--- BEGIN STORED RECORDS ---

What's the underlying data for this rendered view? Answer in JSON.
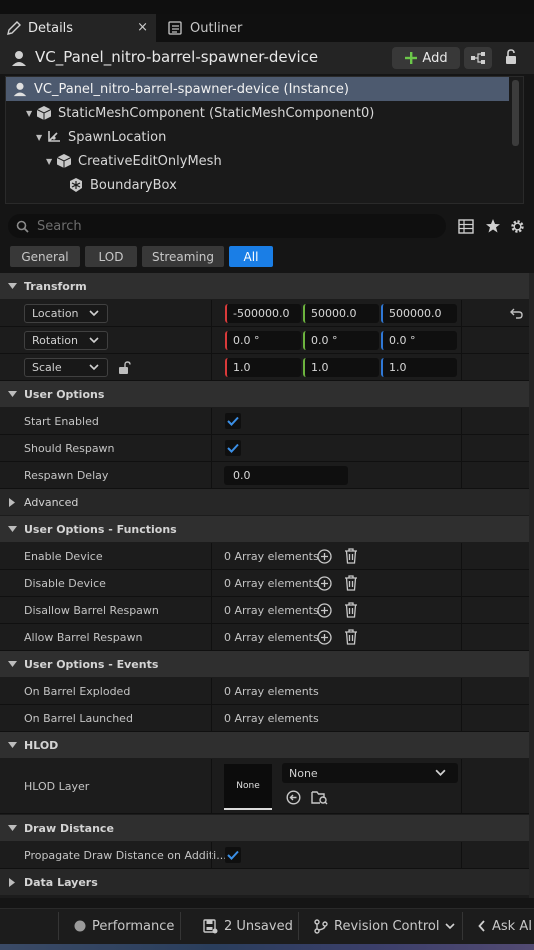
{
  "tabs": {
    "details": "Details",
    "outliner": "Outliner",
    "close": "×"
  },
  "header": {
    "actor_name": "VC_Panel_nitro-barrel-spawner-device",
    "add_label": "Add"
  },
  "tree": {
    "items": [
      {
        "label": "VC_Panel_nitro-barrel-spawner-device (Instance)"
      },
      {
        "label": "StaticMeshComponent (StaticMeshComponent0)"
      },
      {
        "label": "SpawnLocation"
      },
      {
        "label": "CreativeEditOnlyMesh"
      },
      {
        "label": "BoundaryBox"
      }
    ]
  },
  "search": {
    "placeholder": "Search"
  },
  "filters": [
    "General",
    "LOD",
    "Streaming",
    "All"
  ],
  "transform": {
    "title": "Transform",
    "location": {
      "label": "Location",
      "x": "-500000.0",
      "y": "50000.0",
      "z": "500000.0"
    },
    "rotation": {
      "label": "Rotation",
      "x": "0.0 °",
      "y": "0.0 °",
      "z": "0.0 °"
    },
    "scale": {
      "label": "Scale",
      "x": "1.0",
      "y": "1.0",
      "z": "1.0"
    }
  },
  "user_options": {
    "title": "User Options",
    "start_enabled": "Start Enabled",
    "should_respawn": "Should Respawn",
    "respawn_delay": "Respawn Delay",
    "respawn_delay_value": "0.0"
  },
  "advanced": "Advanced",
  "functions": {
    "title": "User Options - Functions",
    "rows": [
      "Enable Device",
      "Disable Device",
      "Disallow Barrel Respawn",
      "Allow Barrel Respawn"
    ],
    "array_text": "0 Array elements"
  },
  "events": {
    "title": "User Options - Events",
    "rows": [
      "On Barrel Exploded",
      "On Barrel Launched"
    ],
    "array_text": "0 Array elements"
  },
  "hlod": {
    "title": "HLOD",
    "layer_label": "HLOD Layer",
    "thumb_text": "None",
    "dropdown_value": "None"
  },
  "draw_distance": {
    "title": "Draw Distance",
    "propagate": "Propagate Draw Distance on Additi..."
  },
  "data_layers": "Data Layers",
  "statusbar": {
    "performance": "Performance",
    "unsaved": "2 Unsaved",
    "revision": "Revision Control",
    "ask_ai": "Ask AI"
  },
  "colors": {
    "accent": "#1a7ee6",
    "selection": "#4d5a6f",
    "x_axis": "#d93a3a",
    "y_axis": "#6cb33e",
    "z_axis": "#2f78d6",
    "check": "#3b8fe6"
  }
}
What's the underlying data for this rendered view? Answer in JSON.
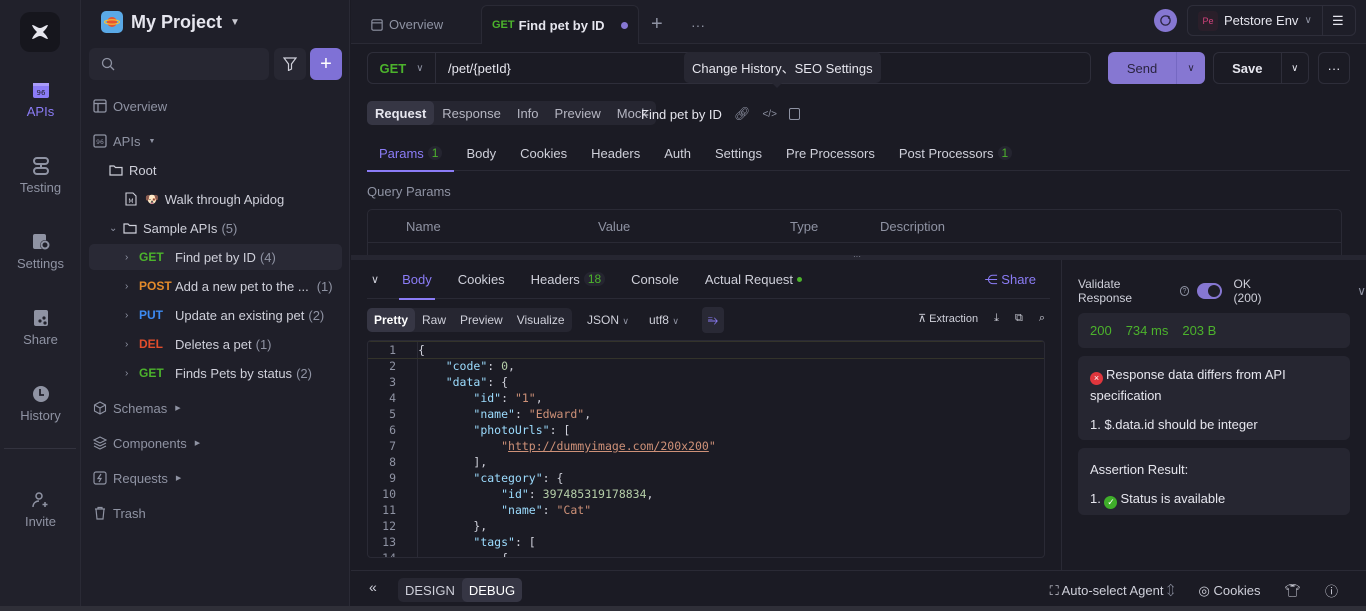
{
  "rail": {
    "items": [
      {
        "label": "APIs",
        "icon": "apis-icon",
        "active": true
      },
      {
        "label": "Testing",
        "icon": "testing-icon"
      },
      {
        "label": "Settings",
        "icon": "settings-icon"
      },
      {
        "label": "Share",
        "icon": "share-icon"
      },
      {
        "label": "History",
        "icon": "history-icon"
      },
      {
        "label": "Invite",
        "icon": "invite-icon"
      }
    ]
  },
  "sidebar": {
    "project_name": "My Project",
    "search_placeholder": "",
    "overview": "Overview",
    "apis": "APIs",
    "root": "Root",
    "walkthrough": "Walk through Apidog",
    "sample_folder": "Sample APIs",
    "sample_count": "(5)",
    "endpoints": [
      {
        "method": "GET",
        "name": "Find pet by ID",
        "count": "(4)"
      },
      {
        "method": "POST",
        "name": "Add a new pet to the ...",
        "count": "(1)"
      },
      {
        "method": "PUT",
        "name": "Update an existing pet",
        "count": "(2)"
      },
      {
        "method": "DEL",
        "name": "Deletes a pet",
        "count": "(1)"
      },
      {
        "method": "GET",
        "name": "Finds Pets by status",
        "count": "(2)"
      }
    ],
    "schemas": "Schemas",
    "components": "Components",
    "requests": "Requests",
    "trash": "Trash"
  },
  "tabs": {
    "overview": "Overview",
    "active_method": "GET",
    "active_title": "Find pet by ID"
  },
  "header": {
    "env_badge": "Pe",
    "env_name": "Petstore Env"
  },
  "request": {
    "method": "GET",
    "path": "/pet/{petId}",
    "tooltip": "Change History、SEO Settings",
    "send": "Send",
    "save": "Save",
    "view_tabs": [
      "Request",
      "Response",
      "Info",
      "Preview",
      "Mock"
    ],
    "endpoint_name": "Find pet by ID",
    "subtabs": [
      {
        "label": "Params",
        "badge": "1"
      },
      {
        "label": "Body"
      },
      {
        "label": "Cookies"
      },
      {
        "label": "Headers"
      },
      {
        "label": "Auth"
      },
      {
        "label": "Settings"
      },
      {
        "label": "Pre Processors"
      },
      {
        "label": "Post Processors",
        "badge": "1"
      }
    ],
    "query_params_label": "Query Params",
    "columns": [
      "Name",
      "Value",
      "Type",
      "Description"
    ]
  },
  "response": {
    "tabs": [
      {
        "label": "Body"
      },
      {
        "label": "Cookies"
      },
      {
        "label": "Headers",
        "badge": "18"
      },
      {
        "label": "Console"
      },
      {
        "label": "Actual Request"
      }
    ],
    "share": "Share",
    "formats": [
      "Pretty",
      "Raw",
      "Preview",
      "Visualize"
    ],
    "lang": "JSON",
    "encoding": "utf8",
    "extraction": "Extraction",
    "code_lines": [
      "{",
      "    \"code\": 0,",
      "    \"data\": {",
      "        \"id\": \"1\",",
      "        \"name\": \"Edward\",",
      "        \"photoUrls\": [",
      "            \"http://dummyimage.com/200x200\"",
      "        ],",
      "        \"category\": {",
      "            \"id\": 397485319178834,",
      "            \"name\": \"Cat\"",
      "        },",
      "        \"tags\": [",
      "            {"
    ]
  },
  "validation": {
    "label": "Validate Response",
    "enabled": true,
    "status_select": "OK (200)",
    "status_code": "200",
    "time": "734 ms",
    "size": "203 B",
    "error_title": "Response data differs from API specification",
    "error_item": "1. $.data.id should be integer",
    "assertion_title": "Assertion Result:",
    "assertion_prefix": "1.",
    "assertion_item": "Status is available"
  },
  "bottom": {
    "design": "DESIGN",
    "debug": "DEBUG",
    "agent": "Auto-select Agent",
    "cookies": "Cookies"
  }
}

--- END STORED RECORDS ---

Repeat the material above word for word, please, apart from its images.

What's the underlying data for this rendered view? Answer in JSON.
{
  "tabs": {
    "details": "Details",
    "outliner": "Outliner",
    "close": "×"
  },
  "header": {
    "actor_name": "VC_Panel_nitro-barrel-spawner-device",
    "add_label": "Add"
  },
  "tree": {
    "items": [
      {
        "label": "VC_Panel_nitro-barrel-spawner-device (Instance)"
      },
      {
        "label": "StaticMeshComponent (StaticMeshComponent0)"
      },
      {
        "label": "SpawnLocation"
      },
      {
        "label": "CreativeEditOnlyMesh"
      },
      {
        "label": "BoundaryBox"
      }
    ]
  },
  "search": {
    "placeholder": "Search"
  },
  "filters": [
    "General",
    "LOD",
    "Streaming",
    "All"
  ],
  "transform": {
    "title": "Transform",
    "location": {
      "label": "Location",
      "x": "-500000.0",
      "y": "50000.0",
      "z": "500000.0"
    },
    "rotation": {
      "label": "Rotation",
      "x": "0.0 °",
      "y": "0.0 °",
      "z": "0.0 °"
    },
    "scale": {
      "label": "Scale",
      "x": "1.0",
      "y": "1.0",
      "z": "1.0"
    }
  },
  "user_options": {
    "title": "User Options",
    "start_enabled": "Start Enabled",
    "should_respawn": "Should Respawn",
    "respawn_delay": "Respawn Delay",
    "respawn_delay_value": "0.0"
  },
  "advanced": "Advanced",
  "functions": {
    "title": "User Options - Functions",
    "rows": [
      "Enable Device",
      "Disable Device",
      "Disallow Barrel Respawn",
      "Allow Barrel Respawn"
    ],
    "array_text": "0 Array elements"
  },
  "events": {
    "title": "User Options - Events",
    "rows": [
      "On Barrel Exploded",
      "On Barrel Launched"
    ],
    "array_text": "0 Array elements"
  },
  "hlod": {
    "title": "HLOD",
    "layer_label": "HLOD Layer",
    "thumb_text": "None",
    "dropdown_value": "None"
  },
  "draw_distance": {
    "title": "Draw Distance",
    "propagate": "Propagate Draw Distance on Additi..."
  },
  "data_layers": "Data Layers",
  "statusbar": {
    "performance": "Performance",
    "unsaved": "2 Unsaved",
    "revision": "Revision Control",
    "ask_ai": "Ask AI"
  },
  "colors": {
    "accent": "#1a7ee6",
    "selection": "#4d5a6f",
    "x_axis": "#d93a3a",
    "y_axis": "#6cb33e",
    "z_axis": "#2f78d6",
    "check": "#3b8fe6"
  }
}
What's the underlying data for this rendered view? Answer in JSON.
{
  "rail": {
    "items": [
      {
        "label": "APIs",
        "icon": "apis-icon",
        "active": true
      },
      {
        "label": "Testing",
        "icon": "testing-icon"
      },
      {
        "label": "Settings",
        "icon": "settings-icon"
      },
      {
        "label": "Share",
        "icon": "share-icon"
      },
      {
        "label": "History",
        "icon": "history-icon"
      },
      {
        "label": "Invite",
        "icon": "invite-icon"
      }
    ]
  },
  "sidebar": {
    "project_name": "My Project",
    "search_placeholder": "",
    "overview": "Overview",
    "apis": "APIs",
    "root": "Root",
    "walkthrough": "Walk through Apidog",
    "sample_folder": "Sample APIs",
    "sample_count": "(5)",
    "endpoints": [
      {
        "method": "GET",
        "name": "Find pet by ID",
        "count": "(4)"
      },
      {
        "method": "POST",
        "name": "Add a new pet to the ...",
        "count": "(1)"
      },
      {
        "method": "PUT",
        "name": "Update an existing pet",
        "count": "(2)"
      },
      {
        "method": "DEL",
        "name": "Deletes a pet",
        "count": "(1)"
      },
      {
        "method": "GET",
        "name": "Finds Pets by status",
        "count": "(2)"
      }
    ],
    "schemas": "Schemas",
    "components": "Components",
    "requests": "Requests",
    "trash": "Trash"
  },
  "tabs": {
    "overview": "Overview",
    "active_method": "GET",
    "active_title": "Find pet by ID"
  },
  "header": {
    "env_badge": "Pe",
    "env_name": "Petstore Env"
  },
  "request": {
    "method": "GET",
    "path": "/pet/{petId}",
    "tooltip": "Change History、SEO Settings",
    "send": "Send",
    "save": "Save",
    "view_tabs": [
      "Request",
      "Response",
      "Info",
      "Preview",
      "Mock"
    ],
    "endpoint_name": "Find pet by ID",
    "subtabs": [
      {
        "label": "Params",
        "badge": "1"
      },
      {
        "label": "Body"
      },
      {
        "label": "Cookies"
      },
      {
        "label": "Headers"
      },
      {
        "label": "Auth"
      },
      {
        "label": "Settings"
      },
      {
        "label": "Pre Processors"
      },
      {
        "label": "Post Processors",
        "badge": "1"
      }
    ],
    "query_params_label": "Query Params",
    "columns": [
      "Name",
      "Value",
      "Type",
      "Description"
    ]
  },
  "response": {
    "tabs": [
      {
        "label": "Body"
      },
      {
        "label": "Cookies"
      },
      {
        "label": "Headers",
        "badge": "18"
      },
      {
        "label": "Console"
      },
      {
        "label": "Actual Request"
      }
    ],
    "share": "Share",
    "formats": [
      "Pretty",
      "Raw",
      "Preview",
      "Visualize"
    ],
    "lang": "JSON",
    "encoding": "utf8",
    "extraction": "Extraction",
    "code_lines": [
      "{",
      "    \"code\": 0,",
      "    \"data\": {",
      "        \"id\": \"1\",",
      "        \"name\": \"Edward\",",
      "        \"photoUrls\": [",
      "            \"http://dummyimage.com/200x200\"",
      "        ],",
      "        \"category\": {",
      "            \"id\": 397485319178834,",
      "            \"name\": \"Cat\"",
      "        },",
      "        \"tags\": [",
      "            {"
    ]
  },
  "validation": {
    "label": "Validate Response",
    "enabled": true,
    "status_select": "OK (200)",
    "status_code": "200",
    "time": "734 ms",
    "size": "203 B",
    "error_title": "Response data differs from API specification",
    "error_item": "1. $.data.id should be integer",
    "assertion_title": "Assertion Result:",
    "assertion_prefix": "1.",
    "assertion_item": "Status is available"
  },
  "bottom": {
    "design": "DESIGN",
    "debug": "DEBUG",
    "agent": "Auto-select Agent",
    "cookies": "Cookies"
  }
}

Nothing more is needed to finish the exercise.